*Goal of the exercise*
Rewrite everything from the start of the records down to the line with "x-label-part: A [660,845,677,870]", swapping "series-line" for "data-line" and leaving the rest as it is.

*Supplied information*

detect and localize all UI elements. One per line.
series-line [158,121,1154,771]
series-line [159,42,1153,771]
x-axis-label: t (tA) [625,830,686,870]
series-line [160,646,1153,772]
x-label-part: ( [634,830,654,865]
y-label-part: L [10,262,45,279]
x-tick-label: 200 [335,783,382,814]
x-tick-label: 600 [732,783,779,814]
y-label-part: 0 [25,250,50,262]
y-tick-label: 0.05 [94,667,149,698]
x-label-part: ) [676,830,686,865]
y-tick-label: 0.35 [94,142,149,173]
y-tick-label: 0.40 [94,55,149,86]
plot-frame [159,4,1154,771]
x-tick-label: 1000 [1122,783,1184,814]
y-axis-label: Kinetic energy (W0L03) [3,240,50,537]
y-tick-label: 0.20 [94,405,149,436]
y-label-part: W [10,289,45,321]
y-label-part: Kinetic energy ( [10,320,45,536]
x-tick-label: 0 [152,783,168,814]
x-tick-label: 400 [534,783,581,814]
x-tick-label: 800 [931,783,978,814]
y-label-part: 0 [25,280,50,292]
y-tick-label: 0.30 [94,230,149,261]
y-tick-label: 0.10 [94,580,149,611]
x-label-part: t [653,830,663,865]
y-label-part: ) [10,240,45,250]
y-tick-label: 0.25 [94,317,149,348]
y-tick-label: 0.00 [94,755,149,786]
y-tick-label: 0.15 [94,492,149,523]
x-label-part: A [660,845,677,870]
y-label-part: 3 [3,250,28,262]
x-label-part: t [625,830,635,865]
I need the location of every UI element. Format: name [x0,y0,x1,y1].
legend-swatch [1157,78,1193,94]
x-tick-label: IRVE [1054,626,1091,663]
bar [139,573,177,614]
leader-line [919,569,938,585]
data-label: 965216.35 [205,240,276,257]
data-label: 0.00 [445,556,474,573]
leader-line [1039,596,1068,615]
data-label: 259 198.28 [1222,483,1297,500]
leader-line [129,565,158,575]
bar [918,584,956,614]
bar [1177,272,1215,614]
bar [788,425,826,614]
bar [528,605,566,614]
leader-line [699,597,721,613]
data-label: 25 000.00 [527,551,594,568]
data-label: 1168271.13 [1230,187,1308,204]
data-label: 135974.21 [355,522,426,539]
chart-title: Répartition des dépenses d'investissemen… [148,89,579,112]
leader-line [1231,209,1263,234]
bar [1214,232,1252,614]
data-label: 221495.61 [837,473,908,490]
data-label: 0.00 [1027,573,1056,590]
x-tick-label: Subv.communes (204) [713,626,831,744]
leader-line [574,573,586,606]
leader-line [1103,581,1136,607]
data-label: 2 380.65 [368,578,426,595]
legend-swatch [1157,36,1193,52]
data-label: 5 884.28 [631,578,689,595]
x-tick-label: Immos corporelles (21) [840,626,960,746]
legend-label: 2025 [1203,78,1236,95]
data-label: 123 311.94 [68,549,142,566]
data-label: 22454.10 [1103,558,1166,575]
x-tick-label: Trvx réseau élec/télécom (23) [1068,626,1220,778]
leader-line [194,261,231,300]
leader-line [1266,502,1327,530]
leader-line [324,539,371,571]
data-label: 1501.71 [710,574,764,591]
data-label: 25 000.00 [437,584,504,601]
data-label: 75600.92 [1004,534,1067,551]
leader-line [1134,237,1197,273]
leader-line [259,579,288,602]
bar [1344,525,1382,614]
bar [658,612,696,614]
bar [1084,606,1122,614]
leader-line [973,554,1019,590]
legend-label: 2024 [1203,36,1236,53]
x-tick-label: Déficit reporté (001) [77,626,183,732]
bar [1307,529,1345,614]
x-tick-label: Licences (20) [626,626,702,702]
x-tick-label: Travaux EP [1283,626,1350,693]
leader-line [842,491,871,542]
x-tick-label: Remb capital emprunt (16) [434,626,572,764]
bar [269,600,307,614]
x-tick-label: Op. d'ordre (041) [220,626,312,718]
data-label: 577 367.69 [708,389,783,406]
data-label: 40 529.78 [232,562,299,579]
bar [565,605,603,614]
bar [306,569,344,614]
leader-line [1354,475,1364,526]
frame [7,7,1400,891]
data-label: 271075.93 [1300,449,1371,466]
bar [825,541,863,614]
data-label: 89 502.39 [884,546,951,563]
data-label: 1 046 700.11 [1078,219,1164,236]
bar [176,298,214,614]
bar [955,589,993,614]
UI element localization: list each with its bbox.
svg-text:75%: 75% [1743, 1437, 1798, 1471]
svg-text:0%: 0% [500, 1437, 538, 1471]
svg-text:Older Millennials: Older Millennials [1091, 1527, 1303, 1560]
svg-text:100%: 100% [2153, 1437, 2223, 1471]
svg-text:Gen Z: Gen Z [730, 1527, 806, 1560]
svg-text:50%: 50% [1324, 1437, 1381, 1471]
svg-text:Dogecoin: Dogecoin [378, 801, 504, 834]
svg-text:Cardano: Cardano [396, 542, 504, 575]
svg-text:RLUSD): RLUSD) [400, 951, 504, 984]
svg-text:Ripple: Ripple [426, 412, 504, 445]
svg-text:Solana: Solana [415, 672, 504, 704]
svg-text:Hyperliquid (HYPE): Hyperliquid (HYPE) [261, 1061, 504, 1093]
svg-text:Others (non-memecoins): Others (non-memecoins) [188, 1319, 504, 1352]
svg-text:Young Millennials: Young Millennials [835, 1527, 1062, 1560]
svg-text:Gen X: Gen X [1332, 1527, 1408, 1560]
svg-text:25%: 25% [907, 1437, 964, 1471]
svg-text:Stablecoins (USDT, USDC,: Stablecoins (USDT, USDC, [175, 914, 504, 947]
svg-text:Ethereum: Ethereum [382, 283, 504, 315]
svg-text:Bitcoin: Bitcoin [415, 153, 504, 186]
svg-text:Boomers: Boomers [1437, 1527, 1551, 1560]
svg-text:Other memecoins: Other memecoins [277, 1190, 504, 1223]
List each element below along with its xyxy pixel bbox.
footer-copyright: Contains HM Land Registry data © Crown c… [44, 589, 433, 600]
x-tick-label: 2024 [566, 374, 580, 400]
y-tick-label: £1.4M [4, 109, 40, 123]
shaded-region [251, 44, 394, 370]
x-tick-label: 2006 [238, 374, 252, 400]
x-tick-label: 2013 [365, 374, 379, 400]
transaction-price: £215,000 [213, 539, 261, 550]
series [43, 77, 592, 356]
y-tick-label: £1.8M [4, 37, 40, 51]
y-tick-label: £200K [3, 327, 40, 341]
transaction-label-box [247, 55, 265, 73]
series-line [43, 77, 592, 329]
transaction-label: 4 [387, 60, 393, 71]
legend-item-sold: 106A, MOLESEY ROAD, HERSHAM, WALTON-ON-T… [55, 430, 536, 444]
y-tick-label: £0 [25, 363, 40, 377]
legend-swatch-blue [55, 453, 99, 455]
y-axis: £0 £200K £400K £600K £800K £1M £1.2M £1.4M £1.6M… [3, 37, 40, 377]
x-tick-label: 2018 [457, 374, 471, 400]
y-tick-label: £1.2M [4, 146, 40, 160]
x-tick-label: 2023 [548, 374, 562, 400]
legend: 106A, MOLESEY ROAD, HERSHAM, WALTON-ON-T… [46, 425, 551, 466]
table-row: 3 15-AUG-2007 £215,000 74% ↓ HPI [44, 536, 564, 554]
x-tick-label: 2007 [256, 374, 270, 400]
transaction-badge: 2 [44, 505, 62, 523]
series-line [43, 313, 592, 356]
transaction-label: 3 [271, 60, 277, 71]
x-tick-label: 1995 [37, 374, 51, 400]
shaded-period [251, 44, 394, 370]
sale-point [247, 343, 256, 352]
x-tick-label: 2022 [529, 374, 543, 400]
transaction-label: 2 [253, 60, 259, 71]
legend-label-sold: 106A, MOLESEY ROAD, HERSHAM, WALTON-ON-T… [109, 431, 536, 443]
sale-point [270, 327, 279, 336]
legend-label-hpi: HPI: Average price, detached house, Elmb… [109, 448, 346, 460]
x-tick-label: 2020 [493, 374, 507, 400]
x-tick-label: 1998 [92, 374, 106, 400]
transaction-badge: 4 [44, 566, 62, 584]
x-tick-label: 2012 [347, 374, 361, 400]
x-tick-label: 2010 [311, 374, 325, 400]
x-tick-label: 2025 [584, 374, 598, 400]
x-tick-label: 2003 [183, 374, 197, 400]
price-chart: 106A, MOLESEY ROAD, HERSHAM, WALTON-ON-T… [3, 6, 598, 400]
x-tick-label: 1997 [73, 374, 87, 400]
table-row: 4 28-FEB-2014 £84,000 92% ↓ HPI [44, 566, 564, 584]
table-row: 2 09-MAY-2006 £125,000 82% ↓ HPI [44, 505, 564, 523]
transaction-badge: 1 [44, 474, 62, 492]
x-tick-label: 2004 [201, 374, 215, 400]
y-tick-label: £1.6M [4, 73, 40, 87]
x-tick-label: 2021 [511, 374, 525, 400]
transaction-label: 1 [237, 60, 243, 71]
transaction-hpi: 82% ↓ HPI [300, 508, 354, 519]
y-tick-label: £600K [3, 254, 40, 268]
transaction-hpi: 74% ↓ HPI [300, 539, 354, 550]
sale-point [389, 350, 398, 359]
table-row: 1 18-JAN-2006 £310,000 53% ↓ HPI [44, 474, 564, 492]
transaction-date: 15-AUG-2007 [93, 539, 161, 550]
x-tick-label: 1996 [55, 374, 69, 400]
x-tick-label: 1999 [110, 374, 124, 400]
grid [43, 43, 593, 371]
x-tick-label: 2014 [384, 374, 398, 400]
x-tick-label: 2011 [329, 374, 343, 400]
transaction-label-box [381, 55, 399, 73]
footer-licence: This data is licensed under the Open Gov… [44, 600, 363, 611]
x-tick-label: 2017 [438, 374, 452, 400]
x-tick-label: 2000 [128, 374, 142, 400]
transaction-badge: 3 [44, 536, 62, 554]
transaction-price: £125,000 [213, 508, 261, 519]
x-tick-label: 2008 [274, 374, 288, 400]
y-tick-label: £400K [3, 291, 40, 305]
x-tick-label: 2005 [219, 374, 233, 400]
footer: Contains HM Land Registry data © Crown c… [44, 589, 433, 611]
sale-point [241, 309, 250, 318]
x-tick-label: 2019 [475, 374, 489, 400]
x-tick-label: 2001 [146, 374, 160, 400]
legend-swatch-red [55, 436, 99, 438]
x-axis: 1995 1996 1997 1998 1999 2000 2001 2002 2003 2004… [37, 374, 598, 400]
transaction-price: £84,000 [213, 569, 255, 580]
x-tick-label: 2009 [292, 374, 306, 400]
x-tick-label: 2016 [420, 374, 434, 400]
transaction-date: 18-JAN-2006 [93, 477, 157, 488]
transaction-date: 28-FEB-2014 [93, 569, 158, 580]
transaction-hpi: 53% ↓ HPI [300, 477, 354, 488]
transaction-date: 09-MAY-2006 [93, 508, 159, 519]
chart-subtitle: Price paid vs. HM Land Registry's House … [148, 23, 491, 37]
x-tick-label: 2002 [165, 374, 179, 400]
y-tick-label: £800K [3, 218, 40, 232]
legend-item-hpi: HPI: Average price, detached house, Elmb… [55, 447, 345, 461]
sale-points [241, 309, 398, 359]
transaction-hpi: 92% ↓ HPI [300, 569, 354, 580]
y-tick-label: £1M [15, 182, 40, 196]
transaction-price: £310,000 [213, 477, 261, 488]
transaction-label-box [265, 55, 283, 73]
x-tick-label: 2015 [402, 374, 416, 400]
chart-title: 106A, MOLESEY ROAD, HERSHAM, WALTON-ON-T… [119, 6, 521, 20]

*Answer for the task*
detect and localize all UI elements. One per line.
data-line [158,121,1154,771]
data-line [159,42,1153,771]
x-axis-label: t (tA) [625,830,686,870]
data-line [160,646,1153,772]
x-label-part: ( [634,830,654,865]
y-label-part: L [10,262,45,279]
x-tick-label: 200 [335,783,382,814]
x-tick-label: 600 [732,783,779,814]
y-label-part: 0 [25,250,50,262]
y-tick-label: 0.05 [94,667,149,698]
x-label-part: ) [676,830,686,865]
y-tick-label: 0.35 [94,142,149,173]
y-tick-label: 0.40 [94,55,149,86]
plot-frame [159,4,1154,771]
x-tick-label: 1000 [1122,783,1184,814]
y-axis-label: Kinetic energy (W0L03) [3,240,50,537]
y-tick-label: 0.20 [94,405,149,436]
y-label-part: W [10,289,45,321]
y-label-part: Kinetic energy ( [10,320,45,536]
x-tick-label: 0 [152,783,168,814]
x-tick-label: 400 [534,783,581,814]
x-tick-label: 800 [931,783,978,814]
y-label-part: 0 [25,280,50,292]
y-tick-label: 0.30 [94,230,149,261]
y-tick-label: 0.10 [94,580,149,611]
x-label-part: t [653,830,663,865]
y-label-part: ) [10,240,45,250]
y-tick-label: 0.25 [94,317,149,348]
y-tick-label: 0.00 [94,755,149,786]
y-tick-label: 0.15 [94,492,149,523]
x-label-part: A [660,845,677,870]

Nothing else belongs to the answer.